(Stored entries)
* begin *
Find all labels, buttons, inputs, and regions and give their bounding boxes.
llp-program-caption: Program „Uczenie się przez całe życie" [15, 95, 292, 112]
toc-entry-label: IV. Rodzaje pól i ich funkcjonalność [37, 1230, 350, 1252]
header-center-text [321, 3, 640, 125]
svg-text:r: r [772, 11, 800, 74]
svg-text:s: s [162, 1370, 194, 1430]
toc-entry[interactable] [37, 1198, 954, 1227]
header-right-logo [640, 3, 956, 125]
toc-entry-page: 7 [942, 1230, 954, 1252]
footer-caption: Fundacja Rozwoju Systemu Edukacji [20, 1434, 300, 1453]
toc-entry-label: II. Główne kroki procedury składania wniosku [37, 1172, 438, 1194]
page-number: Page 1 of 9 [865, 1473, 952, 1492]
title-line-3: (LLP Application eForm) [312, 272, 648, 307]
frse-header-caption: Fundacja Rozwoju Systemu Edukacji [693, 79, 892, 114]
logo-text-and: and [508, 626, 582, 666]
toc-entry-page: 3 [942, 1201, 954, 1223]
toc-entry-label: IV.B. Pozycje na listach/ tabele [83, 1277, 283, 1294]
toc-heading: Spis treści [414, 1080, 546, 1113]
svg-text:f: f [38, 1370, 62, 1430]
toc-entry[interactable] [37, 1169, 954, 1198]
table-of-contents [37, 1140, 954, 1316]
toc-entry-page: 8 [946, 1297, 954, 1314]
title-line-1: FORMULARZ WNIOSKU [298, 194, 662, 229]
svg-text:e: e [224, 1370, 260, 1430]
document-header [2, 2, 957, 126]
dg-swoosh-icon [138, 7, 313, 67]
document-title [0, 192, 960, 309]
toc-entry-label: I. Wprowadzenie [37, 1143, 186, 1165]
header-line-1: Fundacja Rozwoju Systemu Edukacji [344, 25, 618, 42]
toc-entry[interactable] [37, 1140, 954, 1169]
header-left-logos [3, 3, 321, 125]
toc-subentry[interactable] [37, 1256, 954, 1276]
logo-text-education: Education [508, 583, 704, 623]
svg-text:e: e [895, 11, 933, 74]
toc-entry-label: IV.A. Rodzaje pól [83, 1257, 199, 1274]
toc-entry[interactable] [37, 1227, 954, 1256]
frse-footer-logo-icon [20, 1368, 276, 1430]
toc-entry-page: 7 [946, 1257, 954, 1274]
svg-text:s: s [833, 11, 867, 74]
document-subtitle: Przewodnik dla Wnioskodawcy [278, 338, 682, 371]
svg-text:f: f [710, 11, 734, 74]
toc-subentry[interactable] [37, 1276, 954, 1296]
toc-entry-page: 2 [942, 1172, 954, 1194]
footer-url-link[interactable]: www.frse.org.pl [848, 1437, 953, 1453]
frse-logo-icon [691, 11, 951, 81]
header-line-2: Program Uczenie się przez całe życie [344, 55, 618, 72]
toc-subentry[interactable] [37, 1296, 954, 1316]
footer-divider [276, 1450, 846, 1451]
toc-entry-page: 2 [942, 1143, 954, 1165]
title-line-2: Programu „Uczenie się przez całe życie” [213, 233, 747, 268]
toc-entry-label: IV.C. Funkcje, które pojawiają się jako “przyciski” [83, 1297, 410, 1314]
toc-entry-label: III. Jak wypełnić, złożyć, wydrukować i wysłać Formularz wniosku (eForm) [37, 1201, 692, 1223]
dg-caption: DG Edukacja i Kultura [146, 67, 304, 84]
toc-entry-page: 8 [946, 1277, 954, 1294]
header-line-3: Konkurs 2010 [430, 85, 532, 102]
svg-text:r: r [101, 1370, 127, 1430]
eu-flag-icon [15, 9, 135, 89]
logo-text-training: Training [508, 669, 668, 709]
* end *
*Short problem:*
Lay out everything from the start of the records down to the line containing "logo-text-and: and [508, 626, 582, 666]", inclusive, as a JSON list of strings with one string per line and no blank lines.

*Exercise answer:*
[
  "Find all labels, buttons, inputs, and regions and give their bounding boxes.",
  "llp-program-caption: Program „Uczenie się przez całe życie\" [15, 95, 292, 112]",
  "toc-entry-label: IV. Rodzaje pól i ich funkcjonalność [37, 1230, 350, 1252]",
  "header-center-text [321, 3, 640, 125]",
  "svg-text:r: r [772, 11, 800, 74]",
  "svg-text:s: s [162, 1370, 194, 1430]",
  "toc-entry[interactable] [37, 1198, 954, 1227]",
  "header-right-logo [640, 3, 956, 125]",
  "toc-entry-page: 7 [942, 1230, 954, 1252]",
  "footer-caption: Fundacja Rozwoju Systemu Edukacji [20, 1434, 300, 1453]",
  "toc-entry-label: II. Główne kroki procedury składania wniosku [37, 1172, 438, 1194]",
  "page-number: Page 1 of 9 [865, 1473, 952, 1492]",
  "title-line-3: (LLP Application eForm) [312, 272, 648, 307]",
  "frse-header-caption: Fundacja Rozwoju Systemu Edukacji [693, 79, 892, 114]",
  "logo-text-and: and [508, 626, 582, 666]"
]